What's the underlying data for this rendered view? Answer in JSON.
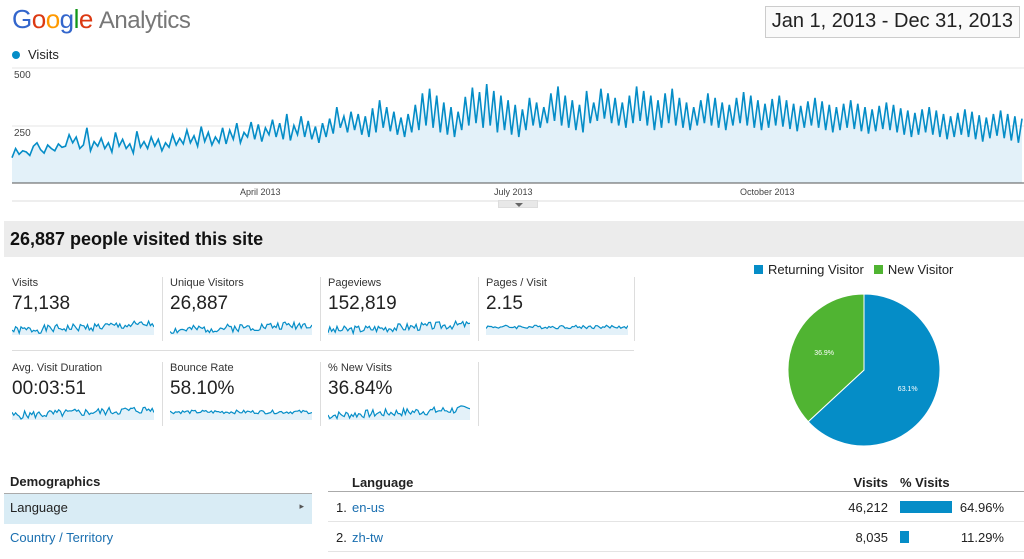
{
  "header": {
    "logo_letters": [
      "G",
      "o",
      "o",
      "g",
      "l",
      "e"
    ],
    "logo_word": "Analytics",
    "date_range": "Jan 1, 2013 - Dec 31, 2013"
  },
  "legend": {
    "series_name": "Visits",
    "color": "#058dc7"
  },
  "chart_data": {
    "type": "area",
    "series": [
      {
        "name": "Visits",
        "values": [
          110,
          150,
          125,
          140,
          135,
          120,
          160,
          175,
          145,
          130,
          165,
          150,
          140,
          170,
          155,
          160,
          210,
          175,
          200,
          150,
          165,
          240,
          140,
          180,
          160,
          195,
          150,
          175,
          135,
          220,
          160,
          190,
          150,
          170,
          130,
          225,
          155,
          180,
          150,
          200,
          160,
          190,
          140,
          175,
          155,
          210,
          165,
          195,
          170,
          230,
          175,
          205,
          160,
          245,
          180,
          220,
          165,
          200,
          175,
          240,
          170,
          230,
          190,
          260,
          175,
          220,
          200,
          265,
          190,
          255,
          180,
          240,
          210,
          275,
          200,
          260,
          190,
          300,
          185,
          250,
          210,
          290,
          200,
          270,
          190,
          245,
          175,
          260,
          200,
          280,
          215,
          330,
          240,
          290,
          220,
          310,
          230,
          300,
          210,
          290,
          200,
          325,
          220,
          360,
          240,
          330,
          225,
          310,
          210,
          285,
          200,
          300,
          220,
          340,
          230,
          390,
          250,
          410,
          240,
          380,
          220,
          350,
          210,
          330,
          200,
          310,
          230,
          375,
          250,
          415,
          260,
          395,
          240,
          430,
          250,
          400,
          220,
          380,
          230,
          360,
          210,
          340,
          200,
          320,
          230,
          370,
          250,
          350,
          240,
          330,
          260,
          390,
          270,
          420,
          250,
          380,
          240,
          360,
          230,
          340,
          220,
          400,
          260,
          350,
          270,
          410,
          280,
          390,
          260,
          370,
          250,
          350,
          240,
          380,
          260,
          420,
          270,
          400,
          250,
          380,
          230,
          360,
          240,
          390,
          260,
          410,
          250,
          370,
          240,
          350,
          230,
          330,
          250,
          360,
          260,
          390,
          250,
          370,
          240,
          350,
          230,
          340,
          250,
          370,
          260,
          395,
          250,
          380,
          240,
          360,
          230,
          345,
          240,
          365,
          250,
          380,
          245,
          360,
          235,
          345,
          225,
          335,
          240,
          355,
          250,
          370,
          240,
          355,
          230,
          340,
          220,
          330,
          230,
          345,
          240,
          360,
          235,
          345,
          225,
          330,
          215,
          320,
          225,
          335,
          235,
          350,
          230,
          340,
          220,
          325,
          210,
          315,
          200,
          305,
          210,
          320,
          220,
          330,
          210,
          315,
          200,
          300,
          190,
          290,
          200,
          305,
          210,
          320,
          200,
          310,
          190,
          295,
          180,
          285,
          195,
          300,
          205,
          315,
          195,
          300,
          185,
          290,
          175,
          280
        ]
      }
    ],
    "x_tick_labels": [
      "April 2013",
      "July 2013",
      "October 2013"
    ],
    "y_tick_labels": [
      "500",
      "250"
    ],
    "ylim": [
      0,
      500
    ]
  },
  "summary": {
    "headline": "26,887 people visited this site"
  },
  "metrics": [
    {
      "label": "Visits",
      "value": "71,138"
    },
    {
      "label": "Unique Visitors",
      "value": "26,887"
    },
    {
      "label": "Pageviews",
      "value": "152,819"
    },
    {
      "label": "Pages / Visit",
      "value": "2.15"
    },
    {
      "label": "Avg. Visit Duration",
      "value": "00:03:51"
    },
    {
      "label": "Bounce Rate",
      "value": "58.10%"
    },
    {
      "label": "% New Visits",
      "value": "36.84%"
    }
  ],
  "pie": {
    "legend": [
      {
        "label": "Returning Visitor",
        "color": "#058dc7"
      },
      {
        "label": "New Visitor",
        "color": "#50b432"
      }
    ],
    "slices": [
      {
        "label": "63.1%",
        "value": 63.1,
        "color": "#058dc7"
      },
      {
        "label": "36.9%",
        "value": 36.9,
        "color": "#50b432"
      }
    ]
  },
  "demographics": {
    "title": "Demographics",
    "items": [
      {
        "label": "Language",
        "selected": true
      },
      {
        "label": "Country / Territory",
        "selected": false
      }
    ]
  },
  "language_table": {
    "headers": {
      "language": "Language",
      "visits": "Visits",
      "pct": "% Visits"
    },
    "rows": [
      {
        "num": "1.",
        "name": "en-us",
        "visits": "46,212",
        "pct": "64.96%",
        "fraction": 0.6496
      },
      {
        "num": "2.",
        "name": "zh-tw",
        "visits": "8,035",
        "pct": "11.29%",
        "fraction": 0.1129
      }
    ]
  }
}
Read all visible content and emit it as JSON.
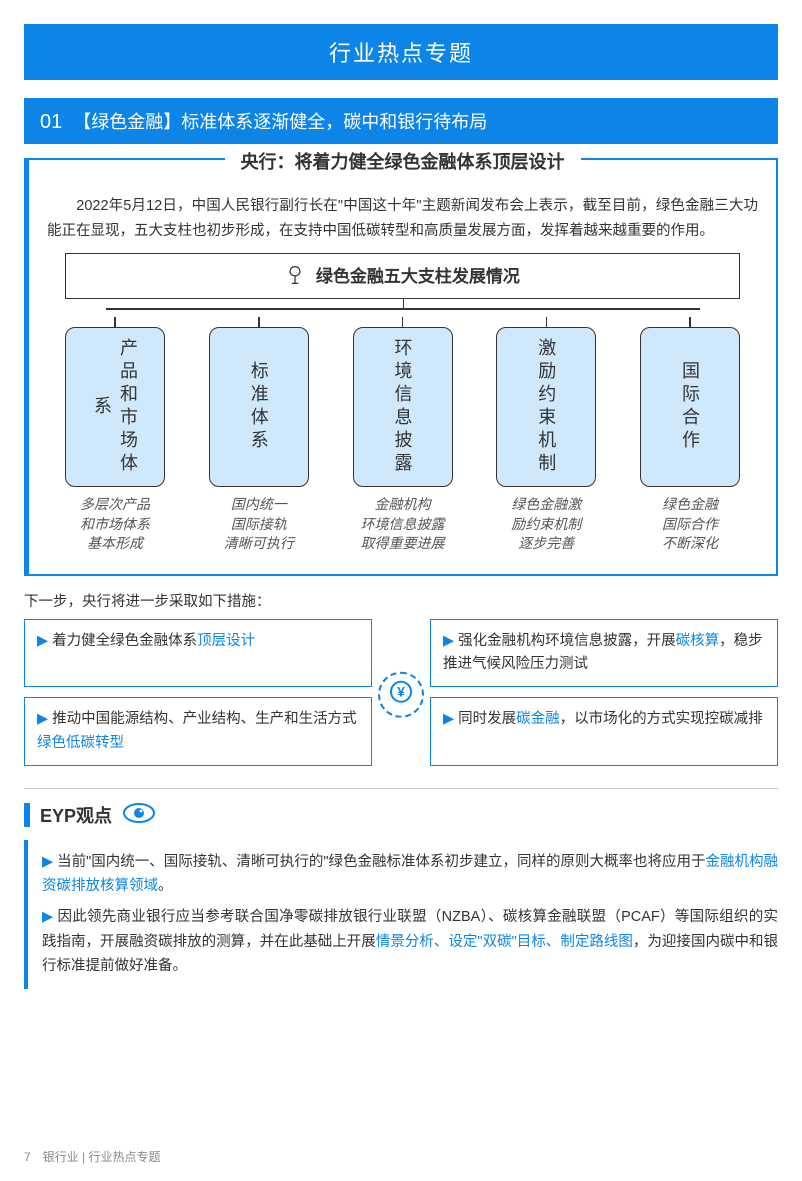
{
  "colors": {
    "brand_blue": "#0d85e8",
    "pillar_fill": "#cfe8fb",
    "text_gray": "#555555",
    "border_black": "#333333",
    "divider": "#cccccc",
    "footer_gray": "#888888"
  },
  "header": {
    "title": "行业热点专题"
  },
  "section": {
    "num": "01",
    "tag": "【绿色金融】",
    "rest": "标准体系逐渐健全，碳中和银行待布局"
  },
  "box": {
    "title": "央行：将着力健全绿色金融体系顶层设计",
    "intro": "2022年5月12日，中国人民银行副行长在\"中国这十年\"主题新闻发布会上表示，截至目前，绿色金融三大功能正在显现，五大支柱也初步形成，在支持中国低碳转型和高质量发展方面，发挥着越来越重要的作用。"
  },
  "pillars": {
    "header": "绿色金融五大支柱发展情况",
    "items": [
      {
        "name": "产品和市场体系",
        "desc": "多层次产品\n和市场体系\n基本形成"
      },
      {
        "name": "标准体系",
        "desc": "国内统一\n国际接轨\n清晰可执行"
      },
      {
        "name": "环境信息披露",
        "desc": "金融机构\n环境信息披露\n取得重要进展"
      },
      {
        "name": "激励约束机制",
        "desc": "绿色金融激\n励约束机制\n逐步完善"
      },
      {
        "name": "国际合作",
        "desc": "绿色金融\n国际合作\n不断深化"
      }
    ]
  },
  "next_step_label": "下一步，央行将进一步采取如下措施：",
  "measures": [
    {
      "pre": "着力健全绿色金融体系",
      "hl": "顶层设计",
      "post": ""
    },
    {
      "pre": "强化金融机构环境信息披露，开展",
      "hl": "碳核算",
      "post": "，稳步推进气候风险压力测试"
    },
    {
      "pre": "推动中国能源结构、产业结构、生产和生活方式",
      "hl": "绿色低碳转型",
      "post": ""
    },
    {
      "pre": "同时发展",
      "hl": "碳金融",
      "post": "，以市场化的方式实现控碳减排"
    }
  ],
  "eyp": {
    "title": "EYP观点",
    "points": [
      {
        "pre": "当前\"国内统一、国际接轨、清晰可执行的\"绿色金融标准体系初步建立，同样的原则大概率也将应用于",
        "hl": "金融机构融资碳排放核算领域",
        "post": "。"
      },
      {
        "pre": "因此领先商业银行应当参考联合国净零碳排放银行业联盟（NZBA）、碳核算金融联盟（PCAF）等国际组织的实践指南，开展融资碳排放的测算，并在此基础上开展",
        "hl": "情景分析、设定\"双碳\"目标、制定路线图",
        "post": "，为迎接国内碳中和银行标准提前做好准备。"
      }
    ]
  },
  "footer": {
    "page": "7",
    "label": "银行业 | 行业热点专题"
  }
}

# Objective
Which lines hold the word "desc"? Copy all of them.

# In response
        "desc": "多层次产品\n和市场体系\n基本形成"
        "desc": "国内统一\n国际接轨\n清晰可执行"
        "desc": "金融机构\n环境信息披露\n取得重要进展"
        "desc": "绿色金融激\n励约束机制\n逐步完善"
        "desc": "绿色金融\n国际合作\n不断深化"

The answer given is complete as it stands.